> Dataset items:

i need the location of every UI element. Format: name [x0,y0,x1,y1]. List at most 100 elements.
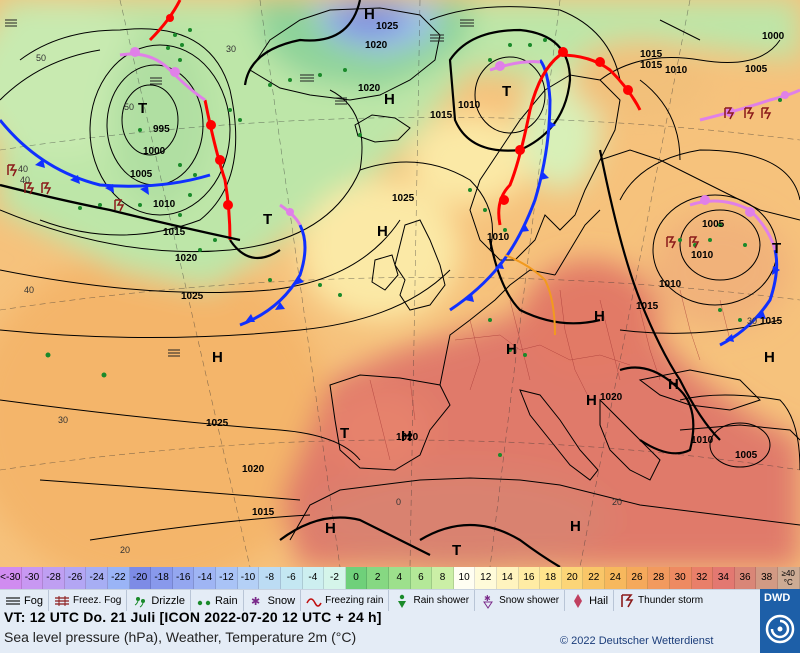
isobar-label: 1005 [735,450,758,461]
scale-cell: -12 [216,567,238,589]
scale-cell: 4 [388,567,411,589]
isobar-label: 1015 [636,301,659,312]
scale-cell: 18 [540,567,562,589]
scale-cell: <-30 [0,567,22,589]
scale-cell: 12 [475,567,498,589]
country-borders [369,289,731,461]
low-label: T [772,240,781,257]
scale-cell: 0 [345,567,368,589]
rain-shower-icon [394,593,410,609]
scale-cell-unit: °C [783,578,793,587]
legend-hail: Hail [565,590,615,612]
scale-cell: 20 [561,567,584,589]
copyright: © 2022 Deutscher Wetterdienst [560,635,714,647]
freezing-fog-icon [54,593,70,609]
map-description: Sea level pressure (hPa), Weather, Tempe… [4,629,357,645]
convergence-line [504,254,556,336]
occluded-front [489,60,541,72]
dwd-spiral-icon [765,614,795,644]
coastlines [249,7,800,541]
isobar-label: 1020 [358,83,381,94]
temp-label: 20 [120,545,130,555]
isobar-label: 1020 [175,253,198,264]
scale-cell: 24 [605,567,627,589]
snow-shower-icon: ✱ [480,593,496,609]
isobar-label: 1015 [760,316,783,327]
scale-cell-label: ≥40 [781,569,795,578]
freezing-rain-icon [306,593,322,609]
scale-cell: 6 [410,567,433,589]
isobar-label: 1015 [252,507,275,518]
isobar-labels: 1025 1020 1020 1010 1015 1015 1010 1005 … [130,21,785,518]
cold-front [239,224,307,327]
isobar-label: 1020 [396,432,419,443]
valid-time: VT: 12 UTC Do. 21 Juli [ICON 2022-07-20 … [4,609,382,625]
weather-map: 1025 1020 1020 1010 1015 1015 1010 1005 … [0,0,800,567]
legend-rain: Rain [191,590,244,612]
thunderstorm-symbols [7,107,772,249]
scale-cell: -14 [194,567,217,589]
info-bar: VT: 12 UTC Do. 21 Juli [ICON 2022-07-20 … [0,609,760,653]
fog-icon [5,593,21,609]
legend-snow-shower: ✱ Snow shower [475,590,566,612]
scale-cell: -26 [64,567,87,589]
isobar-label: 1025 [392,193,415,204]
scale-cell: ≥40 °C [777,567,800,589]
low-label: T [452,542,461,559]
scale-cell: -4 [302,567,325,589]
scale-cell: -2 [324,567,346,589]
legend-freezing-rain: Freezing rain [301,590,390,612]
svg-text:✱: ✱ [484,594,491,603]
scale-cell: 30 [669,567,692,589]
scale-cell: 14 [497,567,519,589]
legend-rain-shower: Rain shower [389,590,476,612]
fog-symbols [5,19,474,357]
scale-cell: 36 [734,567,757,589]
low-label: T [340,425,349,442]
cold-front [719,249,779,347]
isobar-label: 1015 [640,60,663,71]
high-label: H [401,428,412,445]
scale-cell: 34 [713,567,735,589]
temp-label: 50 [124,102,134,112]
high-label: H [325,520,336,537]
temp-label: 50 [36,53,46,63]
isobar-label: 1010 [458,100,481,111]
isobar-label: 1025 [181,291,204,302]
isobar-label: 1015 [163,227,186,238]
legend-drizzle: Drizzle [127,590,191,612]
occluded-front [699,88,800,122]
isobar-label: 1010 [487,232,510,243]
legend-freez-fog: Freez. Fog [49,590,128,612]
scale-cell: 16 [518,567,541,589]
isobar-label: 1010 [691,435,714,446]
scale-cell: -18 [151,567,173,589]
temp-label: 40 [24,285,34,295]
low-label: T [502,83,511,100]
high-label: H [506,341,517,358]
isobar-label: 1005 [130,169,153,180]
scale-cell: -8 [259,567,281,589]
isobar-label: 1025 [376,21,399,32]
isobar-label: 1020 [242,464,265,475]
front-symbols [35,14,789,342]
scale-cell: -28 [43,567,65,589]
isobar-label: 1015 [640,49,663,60]
weather-legend: Fog Freez. Fog Drizzle Rain ✱ Snow Freez… [0,589,760,612]
fronts [0,0,800,347]
isobar-label: 1015 [430,110,453,121]
legend-thunderstorm: Thunder storm [614,590,708,612]
legend-snow: ✱ Snow [244,590,302,612]
isobar-label: 995 [153,124,170,135]
cold-front [449,59,552,312]
temperature-scale: <-30 -30 -28 -26 -24 -22 -20 -18 -16 -14 -12 -10 -8-… [0,567,800,589]
isobars [0,0,800,567]
high-label: H [570,518,581,535]
temp-label: 30 [226,44,236,54]
scale-cell: 8 [432,567,454,589]
high-label: H [668,376,679,393]
snow-icon: ✱ [249,593,265,609]
temperature-labels: 40 30 20 40 30 50 50 20 0 40 30 [18,44,757,555]
high-label: H [384,91,395,108]
scale-cell: -10 [237,567,260,589]
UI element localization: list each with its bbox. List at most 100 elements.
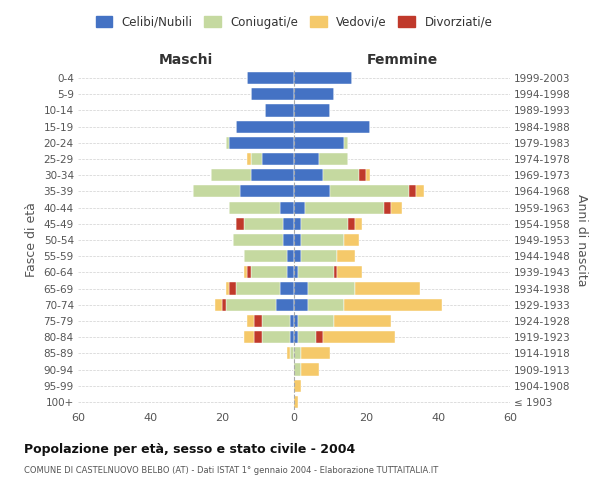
Y-axis label: Anni di nascita: Anni di nascita (575, 194, 587, 286)
Bar (244, 218, 283, 230)
Bar (254, 331, 262, 343)
Bar (323, 331, 395, 343)
Bar (301, 234, 344, 246)
Bar (222, 298, 226, 311)
Bar (334, 315, 391, 327)
Bar (236, 218, 244, 230)
Text: Femmine: Femmine (367, 53, 437, 67)
Bar (301, 218, 348, 230)
Bar (287, 250, 294, 262)
Bar (276, 298, 294, 311)
Bar (355, 282, 420, 294)
Bar (283, 234, 294, 246)
Bar (294, 331, 298, 343)
Bar (294, 234, 301, 246)
Bar (308, 298, 344, 311)
Bar (301, 348, 330, 360)
Bar (240, 186, 294, 198)
Bar (344, 137, 348, 149)
Text: Popolazione per età, sesso e stato civile - 2004: Popolazione per età, sesso e stato civil… (24, 442, 355, 456)
Bar (229, 202, 280, 213)
Bar (211, 169, 251, 181)
Bar (301, 364, 319, 376)
Bar (348, 218, 355, 230)
Bar (236, 120, 294, 132)
Bar (294, 266, 298, 278)
Bar (226, 282, 229, 294)
Bar (294, 186, 330, 198)
Bar (290, 331, 294, 343)
Bar (384, 202, 391, 213)
Bar (344, 234, 359, 246)
Bar (409, 186, 416, 198)
Bar (319, 153, 348, 165)
Bar (294, 315, 298, 327)
Text: COMUNE DI CASTELNUOVO BELBO (AT) - Dati ISTAT 1° gennaio 2004 - Elaborazione TUT: COMUNE DI CASTELNUOVO BELBO (AT) - Dati … (24, 466, 438, 475)
Bar (305, 202, 384, 213)
Bar (298, 331, 316, 343)
Bar (298, 315, 334, 327)
Bar (236, 282, 280, 294)
Bar (355, 218, 362, 230)
Bar (359, 169, 366, 181)
Bar (226, 298, 276, 311)
Bar (254, 315, 262, 327)
Bar (344, 298, 442, 311)
Bar (334, 266, 337, 278)
Bar (294, 396, 298, 408)
Bar (330, 186, 409, 198)
Bar (294, 250, 301, 262)
Bar (294, 88, 334, 101)
Bar (323, 169, 359, 181)
Bar (337, 266, 362, 278)
Bar (366, 169, 370, 181)
Bar (290, 348, 294, 360)
Bar (244, 250, 287, 262)
Bar (251, 266, 287, 278)
Bar (294, 380, 301, 392)
Bar (233, 234, 283, 246)
Bar (294, 298, 308, 311)
Bar (301, 250, 337, 262)
Bar (251, 153, 262, 165)
Bar (294, 72, 352, 84)
Bar (262, 315, 290, 327)
Bar (294, 218, 301, 230)
Bar (262, 331, 290, 343)
Bar (308, 282, 355, 294)
Text: Maschi: Maschi (159, 53, 213, 67)
Bar (280, 202, 294, 213)
Y-axis label: Fasce di età: Fasce di età (25, 202, 38, 278)
Bar (316, 331, 323, 343)
Bar (337, 250, 355, 262)
Bar (229, 137, 294, 149)
Bar (251, 169, 294, 181)
Bar (226, 137, 229, 149)
Legend: Celibi/Nubili, Coniugati/e, Vedovi/e, Divorziati/e: Celibi/Nubili, Coniugati/e, Vedovi/e, Di… (91, 11, 497, 34)
Bar (247, 72, 294, 84)
Bar (294, 282, 308, 294)
Bar (294, 120, 370, 132)
Bar (244, 266, 247, 278)
Bar (193, 186, 240, 198)
Bar (294, 104, 330, 117)
Bar (265, 104, 294, 117)
Bar (229, 282, 236, 294)
Bar (391, 202, 402, 213)
Bar (215, 298, 222, 311)
Bar (298, 266, 334, 278)
Bar (294, 202, 305, 213)
Bar (251, 88, 294, 101)
Bar (294, 364, 301, 376)
Bar (287, 266, 294, 278)
Bar (262, 153, 294, 165)
Bar (294, 169, 323, 181)
Bar (290, 315, 294, 327)
Bar (416, 186, 424, 198)
Bar (294, 153, 319, 165)
Bar (247, 315, 254, 327)
Bar (280, 282, 294, 294)
Bar (294, 348, 301, 360)
Bar (294, 137, 344, 149)
Bar (283, 218, 294, 230)
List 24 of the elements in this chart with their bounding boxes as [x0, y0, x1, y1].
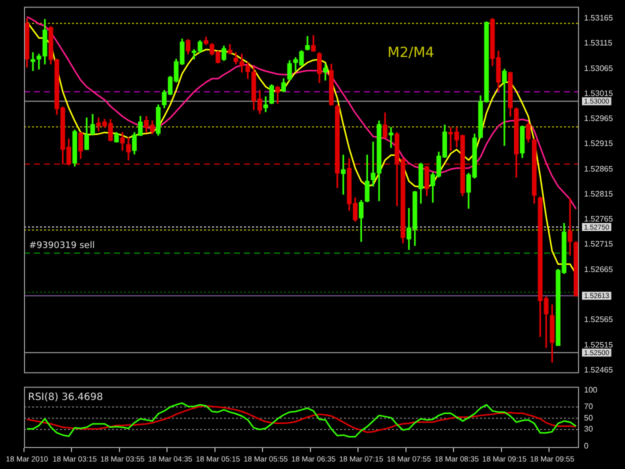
y-tick-label: 1.52765: [584, 214, 614, 224]
y-tick-label: 1.53065: [584, 64, 614, 73]
candlestick: [388, 127, 394, 148]
y-tick-label: 0: [584, 442, 589, 451]
annotation: #9390319 sell: [29, 241, 95, 252]
y-tick-label: 30: [584, 424, 594, 434]
y-tick-label: 100: [584, 385, 598, 394]
annotation: M2/M4: [388, 44, 434, 61]
y-tick-label: 1.52815: [584, 189, 614, 198]
y-tick-label: 1.53165: [584, 14, 614, 23]
y-tick-label: 50: [584, 413, 594, 422]
y-tick-label: 1.52665: [584, 264, 614, 274]
y-tick-label: 1.52565: [584, 315, 614, 324]
text: RSI(8) 36.4698: [28, 392, 103, 403]
y-tick-label: 1.52965: [584, 114, 614, 124]
y-tick-label: 1.52465: [584, 365, 614, 374]
y-tick-label: 1.53115: [584, 38, 613, 48]
candlestick: [568, 198, 572, 256]
y-tick-label: 1.52865: [584, 164, 614, 174]
y-tick-label: 1.53015: [584, 88, 614, 98]
y-tick-label: 1.52515: [584, 340, 614, 350]
y-tick-label: 70: [584, 402, 594, 412]
y-tick-label: 1.52715: [584, 240, 614, 249]
y-tick-label: 1.52915: [584, 139, 614, 148]
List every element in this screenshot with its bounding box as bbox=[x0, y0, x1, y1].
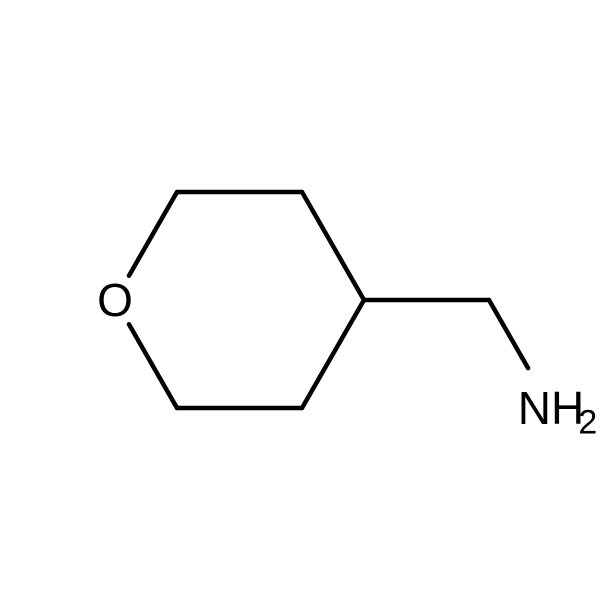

> GOAL OF THE EXERCISE:
Rewrite every line in the records, from the line containing "isobar-label: 1005 [735,450,758,461]" down to the line containing "isobar-label: 1025 [392,193,415,204]", as a JSON list of strings with one string per line and blank lines left out.

> PROBLEM SOLUTION:
[
  "isobar-label: 1005 [735,450,758,461]",
  "scale-cell: -12 [216,567,238,589]",
  "scale-cell: 4 [388,567,411,589]",
  "isobar-label: 1015 [636,301,659,312]",
  "scale-cell: 18 [540,567,562,589]",
  "scale-cell: <-30 [0,567,22,589]",
  "scale-cell: 12 [475,567,498,589]",
  "country-borders [369,289,731,461]",
  "low-label: T [772,240,781,257]",
  "scale-cell: 0 [345,567,368,589]",
  "rain-shower-icon [394,593,410,609]",
  "scale-cell-unit: °C [783,578,793,587]",
  "legend-hail: Hail [565,590,615,612]",
  "scale-cell: 20 [561,567,584,589]",
  "copyright: © 2022 Deutscher Wetterdienst [560,635,714,647]",
  "freezing-fog-icon [54,593,70,609]",
  "map-description: Sea level pressure (hPa), Weather, Tempe… [4,629,357,645]",
  "convergence-line [504,254,556,336]",
  "occluded-front [489,60,541,72]",
  "dwd-spiral-icon [765,614,795,644]",
  "coastlines [249,7,800,541]",
  "isobar-label: 1020 [358,83,381,94]",
  "temp-label: 20 [120,545,130,555]",
  "isobar-label: 1020 [175,253,198,264]",
  "scale-cell: 24 [605,567,627,589]",
  "snow-shower-icon: ✱ [480,593,496,609]",
  "isobar-label: 1015 [760,316,783,327]",
  "scale-cell-label: ≥40 [781,569,795,578]",
  "freezing-rain-icon [306,593,322,609]",
  "scale-cell: 6 [410,567,433,589]",
  "isobar-label: 1015 [252,507,275,518]",
  "isobar-labels: 1025 1020 1020 1010 1015 1015 1010 1005 … [130,21,785,518]",
  "cold-front [239,224,307,327]",
  "isobar-label: 1020 [396,432,419,443]",
  "valid-time: VT: 12 UTC Do. 21 Juli [ICON 2022-07-20 … [4,609,382,625]",
  "weather-map: 1025 1020 1020 1010 1015 1015 1010 1005 … [0,0,800,567]",
  "legend-rain: Rain [191,590,244,612]",
  "thunderstorm-symbols [7,107,772,249]",
  "scale-cell: -14 [194,567,217,589]",
  "info-bar: VT: 12 UTC Do. 21 Juli [ICON 2022-07-20 … [0,609,760,653]",
  "fog-icon [5,593,21,609]",
  "legend-snow-shower: ✱ Snow shower [475,590,566,612]",
  "scale-cell: -26 [64,567,87,589]",
  "isobar-label: 1025 [392,193,415,204]"
]